__Given data__.

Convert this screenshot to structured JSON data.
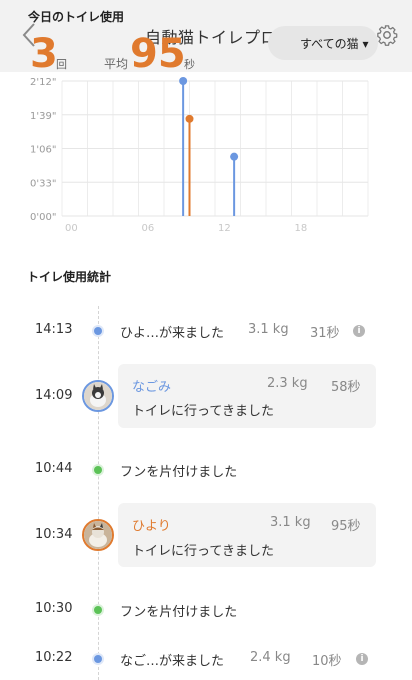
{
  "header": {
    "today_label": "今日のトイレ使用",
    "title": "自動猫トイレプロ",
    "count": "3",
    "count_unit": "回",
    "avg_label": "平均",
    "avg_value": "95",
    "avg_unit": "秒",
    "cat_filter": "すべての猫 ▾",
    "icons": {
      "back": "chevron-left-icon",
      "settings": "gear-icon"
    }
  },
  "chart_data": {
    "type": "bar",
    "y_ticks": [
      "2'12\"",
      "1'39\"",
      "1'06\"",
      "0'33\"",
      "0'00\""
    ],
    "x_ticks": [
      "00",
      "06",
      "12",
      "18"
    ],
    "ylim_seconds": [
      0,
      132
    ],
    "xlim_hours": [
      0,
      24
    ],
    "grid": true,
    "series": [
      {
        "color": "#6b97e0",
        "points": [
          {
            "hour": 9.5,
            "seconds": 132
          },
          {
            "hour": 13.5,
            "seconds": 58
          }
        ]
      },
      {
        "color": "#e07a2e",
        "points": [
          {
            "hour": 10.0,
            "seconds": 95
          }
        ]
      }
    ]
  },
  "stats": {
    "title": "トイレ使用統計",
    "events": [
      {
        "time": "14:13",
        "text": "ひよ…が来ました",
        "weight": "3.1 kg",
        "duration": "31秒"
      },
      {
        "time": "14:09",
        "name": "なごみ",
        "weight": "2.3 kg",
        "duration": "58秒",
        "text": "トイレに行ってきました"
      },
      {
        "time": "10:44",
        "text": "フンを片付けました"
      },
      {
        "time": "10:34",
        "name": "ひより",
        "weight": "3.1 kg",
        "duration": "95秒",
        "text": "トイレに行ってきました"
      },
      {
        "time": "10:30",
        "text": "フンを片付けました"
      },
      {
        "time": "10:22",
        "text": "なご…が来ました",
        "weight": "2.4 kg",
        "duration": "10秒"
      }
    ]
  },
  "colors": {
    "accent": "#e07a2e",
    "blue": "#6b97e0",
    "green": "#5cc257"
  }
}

__Directions__. Reproduce every line exactly and omit all pictures.

__Reply__.
Convert this screenshot to structured JSON data.
{
  "header": {
    "today_label": "今日のトイレ使用",
    "title": "自動猫トイレプロ",
    "count": "3",
    "count_unit": "回",
    "avg_label": "平均",
    "avg_value": "95",
    "avg_unit": "秒",
    "cat_filter": "すべての猫 ▾",
    "icons": {
      "back": "chevron-left-icon",
      "settings": "gear-icon"
    }
  },
  "chart_data": {
    "type": "bar",
    "y_ticks": [
      "2'12\"",
      "1'39\"",
      "1'06\"",
      "0'33\"",
      "0'00\""
    ],
    "x_ticks": [
      "00",
      "06",
      "12",
      "18"
    ],
    "ylim_seconds": [
      0,
      132
    ],
    "xlim_hours": [
      0,
      24
    ],
    "grid": true,
    "series": [
      {
        "color": "#6b97e0",
        "points": [
          {
            "hour": 9.5,
            "seconds": 132
          },
          {
            "hour": 13.5,
            "seconds": 58
          }
        ]
      },
      {
        "color": "#e07a2e",
        "points": [
          {
            "hour": 10.0,
            "seconds": 95
          }
        ]
      }
    ]
  },
  "stats": {
    "title": "トイレ使用統計",
    "events": [
      {
        "time": "14:13",
        "text": "ひよ…が来ました",
        "weight": "3.1 kg",
        "duration": "31秒"
      },
      {
        "time": "14:09",
        "name": "なごみ",
        "weight": "2.3 kg",
        "duration": "58秒",
        "text": "トイレに行ってきました"
      },
      {
        "time": "10:44",
        "text": "フンを片付けました"
      },
      {
        "time": "10:34",
        "name": "ひより",
        "weight": "3.1 kg",
        "duration": "95秒",
        "text": "トイレに行ってきました"
      },
      {
        "time": "10:30",
        "text": "フンを片付けました"
      },
      {
        "time": "10:22",
        "text": "なご…が来ました",
        "weight": "2.4 kg",
        "duration": "10秒"
      }
    ]
  },
  "colors": {
    "accent": "#e07a2e",
    "blue": "#6b97e0",
    "green": "#5cc257"
  }
}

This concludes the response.